Work instructions. Reproduce the listing verbatim.

Dataset items:

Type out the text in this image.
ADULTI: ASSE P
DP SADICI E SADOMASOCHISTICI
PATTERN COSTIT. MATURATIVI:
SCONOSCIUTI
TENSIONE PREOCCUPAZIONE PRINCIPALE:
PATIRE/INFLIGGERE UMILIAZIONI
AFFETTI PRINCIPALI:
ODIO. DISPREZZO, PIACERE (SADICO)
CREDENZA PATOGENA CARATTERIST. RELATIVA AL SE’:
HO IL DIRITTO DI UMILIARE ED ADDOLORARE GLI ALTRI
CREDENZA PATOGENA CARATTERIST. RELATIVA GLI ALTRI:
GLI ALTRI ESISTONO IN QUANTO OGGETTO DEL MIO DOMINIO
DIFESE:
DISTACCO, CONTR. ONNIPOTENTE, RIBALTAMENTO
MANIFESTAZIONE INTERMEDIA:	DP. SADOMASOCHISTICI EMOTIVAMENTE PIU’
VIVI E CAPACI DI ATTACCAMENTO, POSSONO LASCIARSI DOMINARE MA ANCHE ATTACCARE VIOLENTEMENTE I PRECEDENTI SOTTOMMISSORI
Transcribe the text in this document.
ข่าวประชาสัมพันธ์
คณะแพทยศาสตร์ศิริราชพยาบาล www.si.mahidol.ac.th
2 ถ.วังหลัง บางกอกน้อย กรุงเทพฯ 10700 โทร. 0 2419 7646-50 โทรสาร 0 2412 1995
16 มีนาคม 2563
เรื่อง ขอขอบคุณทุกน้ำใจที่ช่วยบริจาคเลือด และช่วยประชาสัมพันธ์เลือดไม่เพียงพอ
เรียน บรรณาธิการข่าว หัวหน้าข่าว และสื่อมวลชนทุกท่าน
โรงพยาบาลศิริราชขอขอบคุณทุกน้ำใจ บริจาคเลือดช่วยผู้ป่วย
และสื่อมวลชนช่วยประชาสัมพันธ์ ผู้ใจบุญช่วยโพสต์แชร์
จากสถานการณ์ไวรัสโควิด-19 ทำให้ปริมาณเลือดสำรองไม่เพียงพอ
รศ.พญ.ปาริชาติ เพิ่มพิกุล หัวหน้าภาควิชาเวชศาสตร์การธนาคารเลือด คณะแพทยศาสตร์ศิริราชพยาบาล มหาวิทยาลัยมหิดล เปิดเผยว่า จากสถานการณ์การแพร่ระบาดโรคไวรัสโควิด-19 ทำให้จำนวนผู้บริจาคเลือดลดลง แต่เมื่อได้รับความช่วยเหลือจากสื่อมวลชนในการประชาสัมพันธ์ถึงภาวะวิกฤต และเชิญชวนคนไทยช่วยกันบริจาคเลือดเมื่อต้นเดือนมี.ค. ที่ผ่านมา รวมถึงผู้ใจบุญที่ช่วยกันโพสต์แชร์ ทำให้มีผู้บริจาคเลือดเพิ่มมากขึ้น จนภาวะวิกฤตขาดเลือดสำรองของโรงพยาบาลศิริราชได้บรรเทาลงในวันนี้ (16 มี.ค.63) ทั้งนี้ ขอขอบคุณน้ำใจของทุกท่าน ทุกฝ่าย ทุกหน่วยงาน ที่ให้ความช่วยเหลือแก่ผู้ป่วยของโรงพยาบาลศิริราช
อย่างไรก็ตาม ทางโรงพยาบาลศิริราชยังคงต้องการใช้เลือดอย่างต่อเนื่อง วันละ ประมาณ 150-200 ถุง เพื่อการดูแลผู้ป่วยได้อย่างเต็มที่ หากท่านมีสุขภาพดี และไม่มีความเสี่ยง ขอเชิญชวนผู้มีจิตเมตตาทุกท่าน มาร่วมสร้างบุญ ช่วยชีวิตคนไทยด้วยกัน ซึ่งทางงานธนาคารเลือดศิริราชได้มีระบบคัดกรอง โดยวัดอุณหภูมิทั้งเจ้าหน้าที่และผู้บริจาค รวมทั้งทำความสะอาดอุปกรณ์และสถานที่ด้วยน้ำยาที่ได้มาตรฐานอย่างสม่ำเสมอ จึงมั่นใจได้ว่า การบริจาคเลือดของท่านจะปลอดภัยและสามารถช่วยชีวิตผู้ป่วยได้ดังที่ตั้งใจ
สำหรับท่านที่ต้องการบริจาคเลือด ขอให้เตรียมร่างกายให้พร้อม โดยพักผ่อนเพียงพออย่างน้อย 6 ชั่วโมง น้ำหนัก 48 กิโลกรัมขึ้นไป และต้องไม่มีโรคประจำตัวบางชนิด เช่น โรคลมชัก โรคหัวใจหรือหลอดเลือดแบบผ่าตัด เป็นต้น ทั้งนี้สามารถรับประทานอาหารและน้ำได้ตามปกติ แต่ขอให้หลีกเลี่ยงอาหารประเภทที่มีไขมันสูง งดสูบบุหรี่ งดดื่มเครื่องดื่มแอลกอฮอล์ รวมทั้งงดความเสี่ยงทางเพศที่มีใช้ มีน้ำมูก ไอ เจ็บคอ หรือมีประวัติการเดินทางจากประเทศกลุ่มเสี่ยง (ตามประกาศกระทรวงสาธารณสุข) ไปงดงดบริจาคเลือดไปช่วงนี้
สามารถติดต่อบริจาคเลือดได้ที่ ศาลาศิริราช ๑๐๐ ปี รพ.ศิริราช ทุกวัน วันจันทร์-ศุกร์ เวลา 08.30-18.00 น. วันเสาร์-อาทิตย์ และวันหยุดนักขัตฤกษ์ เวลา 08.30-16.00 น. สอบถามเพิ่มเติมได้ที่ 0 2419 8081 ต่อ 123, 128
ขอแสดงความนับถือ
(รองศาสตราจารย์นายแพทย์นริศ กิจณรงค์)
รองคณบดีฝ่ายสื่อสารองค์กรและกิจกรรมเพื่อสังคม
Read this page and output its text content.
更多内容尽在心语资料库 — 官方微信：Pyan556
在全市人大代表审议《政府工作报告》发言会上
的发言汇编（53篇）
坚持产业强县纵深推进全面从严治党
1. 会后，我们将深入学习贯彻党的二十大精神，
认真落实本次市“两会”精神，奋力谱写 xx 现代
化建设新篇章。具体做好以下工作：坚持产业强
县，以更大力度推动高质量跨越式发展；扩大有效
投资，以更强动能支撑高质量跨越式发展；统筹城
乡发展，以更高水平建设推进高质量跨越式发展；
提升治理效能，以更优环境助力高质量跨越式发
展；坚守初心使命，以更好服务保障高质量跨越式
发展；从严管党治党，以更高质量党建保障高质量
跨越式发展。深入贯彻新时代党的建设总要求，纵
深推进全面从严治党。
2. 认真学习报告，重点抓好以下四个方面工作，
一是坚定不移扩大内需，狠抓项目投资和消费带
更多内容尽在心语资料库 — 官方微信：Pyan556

Output of the exercise.
Type out the text in this image.
ADULTI: ASSE P
DP SADICI E SADOMASOCHISTICI
PATTERN COSTIT. MATURATIVI:
SCONOSCIUTI
TENSIONE PREOCCUPAZIONE PRINCIPALE:
PATIRE/INFLIGGERE UMILIAZIONI
AFFETTI PRINCIPALI:
ODIO. DISPREZZO, PIACERE (SADICO)
CREDENZA PATOGENA CARATTERIST. RELATIVA AL SE’:
HO IL DIRITTO DI UMILIARE ED ADDOLORARE GLI ALTRI
CREDENZA PATOGENA CARATTERIST. RELATIVA GLI ALTRI:
GLI ALTRI ESISTONO IN QUANTO OGGETTO DEL MIO DOMINIO
DIFESE:
DISTACCO, CONTR. ONNIPOTENTE, RIBALTAMENTO
MANIFESTAZIONE INTERMEDIA:	DP. SADOMASOCHISTICI EMOTIVAMENTE PIU’
VIVI E CAPACI DI ATTACCAMENTO, POSSONO LASCIARSI DOMINARE MA ANCHE ATTACCARE VIOLENTEMENTE I PRECEDENTI SOTTOMMISSORI
Transcribe the text in this document.
ข่าวประชาสัมพันธ์
คณะแพทยศาสตร์ศิริราชพยาบาล www.si.mahidol.ac.th
2 ถ.วังหลัง บางกอกน้อย กรุงเทพฯ 10700 โทร. 0 2419 7646-50 โทรสาร 0 2412 1995
16 มีนาคม 2563
เรื่อง ขอขอบคุณทุกน้ำใจที่ช่วยบริจาคเลือด และช่วยประชาสัมพันธ์เลือดไม่เพียงพอ
เรียน บรรณาธิการข่าว หัวหน้าข่าว และสื่อมวลชนทุกท่าน
โรงพยาบาลศิริราชขอขอบคุณทุกน้ำใจ บริจาคเลือดช่วยผู้ป่วย
และสื่อมวลชนช่วยประชาสัมพันธ์ ผู้ใจบุญช่วยโพสต์แชร์
จากสถานการณ์ไวรัสโควิด-19 ทำให้ปริมาณเลือดสำรองไม่เพียงพอ
รศ.พญ.ปาริชาติ เพิ่มพิกุล หัวหน้าภาควิชาเวชศาสตร์การธนาคารเลือด คณะแพทยศาสตร์ศิริราชพยาบาล มหาวิทยาลัยมหิดล เปิดเผยว่า จากสถานการณ์การแพร่ระบาดโรคไวรัสโควิด-19 ทำให้จำนวนผู้บริจาคเลือดลดลง แต่เมื่อได้รับความช่วยเหลือจากสื่อมวลชนในการประชาสัมพันธ์ถึงภาวะวิกฤต และเชิญชวนคนไทยช่วยกันบริจาคเลือดเมื่อต้นเดือนมี.ค. ที่ผ่านมา รวมถึงผู้ใจบุญที่ช่วยกันโพสต์แชร์ ทำให้มีผู้บริจาคเลือดเพิ่มมากขึ้น จนภาวะวิกฤตขาดเลือดสำรองของโรงพยาบาลศิริราชได้บรรเทาลงในวันนี้ (16 มี.ค.63) ทั้งนี้ ขอขอบคุณน้ำใจของทุกท่าน ทุกฝ่าย ทุกหน่วยงาน ที่ให้ความช่วยเหลือแก่ผู้ป่วยของโรงพยาบาลศิริราช
อย่างไรก็ตาม ทางโรงพยาบาลศิริราชยังคงต้องการใช้เลือดอย่างต่อเนื่อง วันละ ประมาณ 150-200 ถุง เพื่อการดูแลผู้ป่วยได้อย่างเต็มที่ หากท่านมีสุขภาพดี และไม่มีความเสี่ยง ขอเชิญชวนผู้มีจิตเมตตาทุกท่าน มาร่วมสร้างบุญ ช่วยชีวิตคนไทยด้วยกัน ซึ่งทางงานธนาคารเลือดศิริราชได้มีระบบคัดกรอง โดยวัดอุณหภูมิทั้งเจ้าหน้าที่และผู้บริจาค รวมทั้งทำความสะอาดอุปกรณ์และสถานที่ด้วยน้ำยาที่ได้มาตรฐานอย่างสม่ำเสมอ จึงมั่นใจได้ว่า การบริจาคเลือดของท่านจะปลอดภัยและสามารถช่วยชีวิตผู้ป่วยได้ดังที่ตั้งใจ
สำหรับท่านที่ต้องการบริจาคเลือด ขอให้เตรียมร่างกายให้พร้อม โดยพักผ่อนเพียงพออย่างน้อย 6 ชั่วโมง น้ำหนัก 48 กิโลกรัมขึ้นไป และต้องไม่มีโรคประจำตัวบางชนิด เช่น โรคลมชัก โรคหัวใจหรือหลอดเลือดแบบผ่าตัด เป็นต้น ทั้งนี้สามารถรับประทานอาหารและน้ำได้ตามปกติ แต่ขอให้หลีกเลี่ยงอาหารประเภทที่มีไขมันสูง งดสูบบุหรี่ งดดื่มเครื่องดื่มแอลกอฮอล์ รวมทั้งงดความเสี่ยงทางเพศที่มีใช้ มีน้ำมูก ไอ เจ็บคอ หรือมีประวัติการเดินทางจากประเทศกลุ่มเสี่ยง (ตามประกาศกระทรวงสาธารณสุข) ไปงดงดบริจาคเลือดไปช่วงนี้
สามารถติดต่อบริจาคเลือดได้ที่ ศาลาศิริราช ๑๐๐ ปี รพ.ศิริราช ทุกวัน วันจันทร์-ศุกร์ เวลา 08.30-18.00 น. วันเสาร์-อาทิตย์ และวันหยุดนักขัตฤกษ์ เวลา 08.30-16.00 น. สอบถามเพิ่มเติมได้ที่ 0 2419 8081 ต่อ 123, 128
ขอแสดงความนับถือ
(รองศาสตราจารย์นายแพทย์นริศ กิจณรงค์)
รองคณบดีฝ่ายสื่อสารองค์กรและกิจกรรมเพื่อสังคม
Read this page and output its text content.
更多内容尽在心语资料库 — 官方微信：Pyan556
在全市人大代表审议《政府工作报告》发言会上
的发言汇编（53篇）
坚持产业强县纵深推进全面从严治党
1. 会后，我们将深入学习贯彻党的二十大精神，
认真落实本次市“两会”精神，奋力谱写 xx 现代
化建设新篇章。具体做好以下工作：坚持产业强
县，以更大力度推动高质量跨越式发展；扩大有效
投资，以更强动能支撑高质量跨越式发展；统筹城
乡发展，以更高水平建设推进高质量跨越式发展；
提升治理效能，以更优环境助力高质量跨越式发
展；坚守初心使命，以更好服务保障高质量跨越式
发展；从严管党治党，以更高质量党建保障高质量
跨越式发展。深入贯彻新时代党的建设总要求，纵
深推进全面从严治党。
2. 认真学习报告，重点抓好以下四个方面工作，
一是坚定不移扩大内需，狠抓项目投资和消费带
更多内容尽在心语资料库 — 官方微信：Pyan556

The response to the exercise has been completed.